## REQUIREMENTS
**A)** Answer these questions from the passage below on Dollar Shave Club's training videos. Mark each answer with the matching numeral.
(i) How long is the fact sheet?
(ii) Which team inspects the product training fact sheet first?
(iii) What device does the pro tip recommend for recording in-person trainings?
**B)** For each statement, decide whether the passage below on Dollar Shave Club's training videos supports it. Answer yes or no, and quote the words from the passage that settle it.
(i) The fact sheet goes from marketing to the brand development team.
(ii) Cleve's team is the education team.
(iii) Cleve says it matters a great deal who teaches the class.
**C)** List every team or department that the passage below on Dollar Shave Club's training videos says inspects the product training fact sheet, in the order given.

2. Tell a consistent message

Dollar Shave Club began using video to ensure that their training and messaging remained cohesive. With a department situated across several locations and new people joining their team at a fast pace, video was key to keeping their messaging and training consistent.

“When you’ve got multiple locations, it’s critical that you stay on the same page. It doesn’t matter so much who teaches the class, but rather that there’s a consistency to the delivery of information regardless of the location and teacher,” says Cleve. “Our mission was always to create a wowing end-to-end experience for both our Members and our Member Service Associates.”

Pro tip: Set up a GoPro to record your in-person trainings as well, and review those videos to ensure each teacher’s message is consistent.

3. Close the feedback loop with a fact sheet

When it comes to producing the videos, Cleve refers to the fact sheet as his “quintessential reference for any video.” This fact sheet is a 1–2 page document covering the who, what, when, where, and why of each video training or product update video.

Not only does the fact sheet serve as a complete guide with essential details for the video, but it also ensures that every team has made edits and given valuable input to ensure the messaging is correct, all necessary product details are included, and the brand is properly reflected.

So, how does this process go down? Once the product training fact sheet is created, various teams at Dollar Shave Club inspect the document — starting with the product development team, then the brand development team, then marketing, until it eventually trickles down to the Education Department. In the hands of Cleve’s team (the education team), it’s taken and flipped on its head.

“Our goal is to communicate in a way that’s going to resonate with the people who devour this content, and for us, that’s our Member Services Associates,” says Cleve.

“One essential thing we do is take the marketing speak out of any product information. Why? Because if you train using marketing speak, that’s how your agents will ultimately speak of the product with your customers, and in reality, no one speaks like that. Taking marketing speak and turning it into genuine and interesting talking points is not as easy as it sounds, but it’s vital if you want your agents to present a product in a genuine way. They’re not selling something, they’re sharing useful information that will help a customer decide what’s best for them.”

“If you train using marketing speak, that’s how your agents will ultimately speak of the product with your customers, and in reality, no one speaks like that.”

After that hurdle is tackled, the fact sheet is passed back around for final approval to close the feedback loop.

## INFORMATION SHOWN
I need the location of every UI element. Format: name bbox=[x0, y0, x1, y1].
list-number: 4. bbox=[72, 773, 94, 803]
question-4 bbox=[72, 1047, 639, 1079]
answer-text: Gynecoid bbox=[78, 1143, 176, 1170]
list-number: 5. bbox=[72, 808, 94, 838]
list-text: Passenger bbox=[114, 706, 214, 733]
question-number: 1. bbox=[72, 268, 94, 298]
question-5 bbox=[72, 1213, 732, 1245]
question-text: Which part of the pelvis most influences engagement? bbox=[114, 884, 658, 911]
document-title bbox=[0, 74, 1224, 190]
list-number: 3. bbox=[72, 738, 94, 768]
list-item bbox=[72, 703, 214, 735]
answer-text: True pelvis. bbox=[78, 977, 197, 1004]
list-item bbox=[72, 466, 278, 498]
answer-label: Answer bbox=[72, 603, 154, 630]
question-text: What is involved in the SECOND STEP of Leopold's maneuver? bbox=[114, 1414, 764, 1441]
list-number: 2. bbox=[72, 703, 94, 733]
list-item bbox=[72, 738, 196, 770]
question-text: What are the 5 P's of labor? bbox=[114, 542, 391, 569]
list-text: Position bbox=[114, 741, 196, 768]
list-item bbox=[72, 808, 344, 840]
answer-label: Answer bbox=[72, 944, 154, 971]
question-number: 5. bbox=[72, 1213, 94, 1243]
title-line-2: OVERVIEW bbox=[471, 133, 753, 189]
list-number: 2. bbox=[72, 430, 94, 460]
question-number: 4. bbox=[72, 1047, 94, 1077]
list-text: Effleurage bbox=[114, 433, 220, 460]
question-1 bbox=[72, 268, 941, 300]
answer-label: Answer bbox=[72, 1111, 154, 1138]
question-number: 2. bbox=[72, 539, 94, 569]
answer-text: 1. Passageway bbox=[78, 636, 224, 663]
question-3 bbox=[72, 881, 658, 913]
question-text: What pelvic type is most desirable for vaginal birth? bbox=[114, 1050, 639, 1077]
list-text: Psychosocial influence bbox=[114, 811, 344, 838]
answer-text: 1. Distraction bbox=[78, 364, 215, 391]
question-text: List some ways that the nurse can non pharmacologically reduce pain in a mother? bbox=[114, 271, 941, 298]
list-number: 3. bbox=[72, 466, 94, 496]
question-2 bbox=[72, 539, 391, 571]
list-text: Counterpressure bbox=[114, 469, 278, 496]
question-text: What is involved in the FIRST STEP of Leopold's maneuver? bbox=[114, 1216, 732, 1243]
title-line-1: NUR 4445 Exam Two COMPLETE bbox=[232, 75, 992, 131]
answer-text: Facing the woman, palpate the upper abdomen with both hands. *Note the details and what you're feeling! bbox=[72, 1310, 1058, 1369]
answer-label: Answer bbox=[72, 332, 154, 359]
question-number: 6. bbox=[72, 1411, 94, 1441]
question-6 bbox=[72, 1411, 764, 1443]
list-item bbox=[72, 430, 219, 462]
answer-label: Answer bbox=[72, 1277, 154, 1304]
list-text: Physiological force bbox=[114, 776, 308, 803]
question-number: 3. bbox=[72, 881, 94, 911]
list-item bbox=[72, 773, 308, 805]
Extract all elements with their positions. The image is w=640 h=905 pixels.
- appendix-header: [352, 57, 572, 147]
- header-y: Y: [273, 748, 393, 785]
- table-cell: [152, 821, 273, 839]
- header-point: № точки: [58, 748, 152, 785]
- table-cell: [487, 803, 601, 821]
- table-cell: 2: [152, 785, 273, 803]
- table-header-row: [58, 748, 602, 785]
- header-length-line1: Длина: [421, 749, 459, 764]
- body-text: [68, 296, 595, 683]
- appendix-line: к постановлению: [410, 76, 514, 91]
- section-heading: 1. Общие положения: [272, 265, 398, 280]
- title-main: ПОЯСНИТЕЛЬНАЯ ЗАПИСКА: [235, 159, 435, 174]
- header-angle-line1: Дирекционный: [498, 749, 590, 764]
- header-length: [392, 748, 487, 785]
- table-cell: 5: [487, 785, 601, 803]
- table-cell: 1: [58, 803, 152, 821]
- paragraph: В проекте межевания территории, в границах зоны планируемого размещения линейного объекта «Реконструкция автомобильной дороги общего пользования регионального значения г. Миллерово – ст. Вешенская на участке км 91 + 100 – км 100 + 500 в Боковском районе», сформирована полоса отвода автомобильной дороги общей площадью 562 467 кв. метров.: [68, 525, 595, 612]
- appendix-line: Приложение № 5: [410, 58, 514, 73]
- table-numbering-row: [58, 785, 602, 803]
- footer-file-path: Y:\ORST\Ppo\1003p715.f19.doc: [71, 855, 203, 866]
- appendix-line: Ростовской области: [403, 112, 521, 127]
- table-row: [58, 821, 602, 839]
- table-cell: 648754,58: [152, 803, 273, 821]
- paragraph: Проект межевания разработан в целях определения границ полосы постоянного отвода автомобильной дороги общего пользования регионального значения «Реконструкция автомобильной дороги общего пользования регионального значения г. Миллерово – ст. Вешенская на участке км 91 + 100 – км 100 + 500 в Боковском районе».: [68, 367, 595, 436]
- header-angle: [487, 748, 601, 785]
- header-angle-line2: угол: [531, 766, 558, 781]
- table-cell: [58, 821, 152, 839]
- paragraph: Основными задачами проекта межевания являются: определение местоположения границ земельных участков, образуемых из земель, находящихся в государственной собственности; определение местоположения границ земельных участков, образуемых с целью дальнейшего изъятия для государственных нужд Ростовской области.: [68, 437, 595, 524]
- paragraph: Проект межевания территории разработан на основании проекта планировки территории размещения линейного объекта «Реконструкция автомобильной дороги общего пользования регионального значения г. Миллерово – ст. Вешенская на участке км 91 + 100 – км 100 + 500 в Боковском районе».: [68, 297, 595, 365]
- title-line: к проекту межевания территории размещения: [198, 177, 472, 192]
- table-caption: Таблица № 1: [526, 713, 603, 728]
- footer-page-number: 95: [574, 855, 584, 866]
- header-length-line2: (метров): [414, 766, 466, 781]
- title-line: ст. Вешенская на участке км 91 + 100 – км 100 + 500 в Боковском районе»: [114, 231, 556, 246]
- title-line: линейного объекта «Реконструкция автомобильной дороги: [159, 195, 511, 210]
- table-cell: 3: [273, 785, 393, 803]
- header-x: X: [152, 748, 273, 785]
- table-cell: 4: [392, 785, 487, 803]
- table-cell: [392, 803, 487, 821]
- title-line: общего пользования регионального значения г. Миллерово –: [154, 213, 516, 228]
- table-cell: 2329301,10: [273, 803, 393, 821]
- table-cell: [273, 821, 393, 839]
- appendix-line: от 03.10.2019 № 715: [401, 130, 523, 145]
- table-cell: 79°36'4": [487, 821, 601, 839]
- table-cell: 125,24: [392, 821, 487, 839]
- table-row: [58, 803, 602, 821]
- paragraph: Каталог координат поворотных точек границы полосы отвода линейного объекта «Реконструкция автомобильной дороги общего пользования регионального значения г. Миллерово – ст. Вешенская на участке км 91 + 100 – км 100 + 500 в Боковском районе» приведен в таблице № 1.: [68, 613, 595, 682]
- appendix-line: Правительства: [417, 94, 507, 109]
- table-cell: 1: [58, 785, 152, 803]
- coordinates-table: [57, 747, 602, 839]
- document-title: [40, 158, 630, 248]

## RESULTS BY TASK
**A)**
(i) 1–2 pages
(ii) The product development team
(iii) A GoPro

**B)**
(i) No: "starting with the product development team, then the brand development team, then marketing"
(ii) Yes: "In the hands of Cleve’s team (the education team)"
(iii) No: "It doesn’t matter so much who teaches the class"

**C)**
Product development team
Brand development team
Marketing
Education Department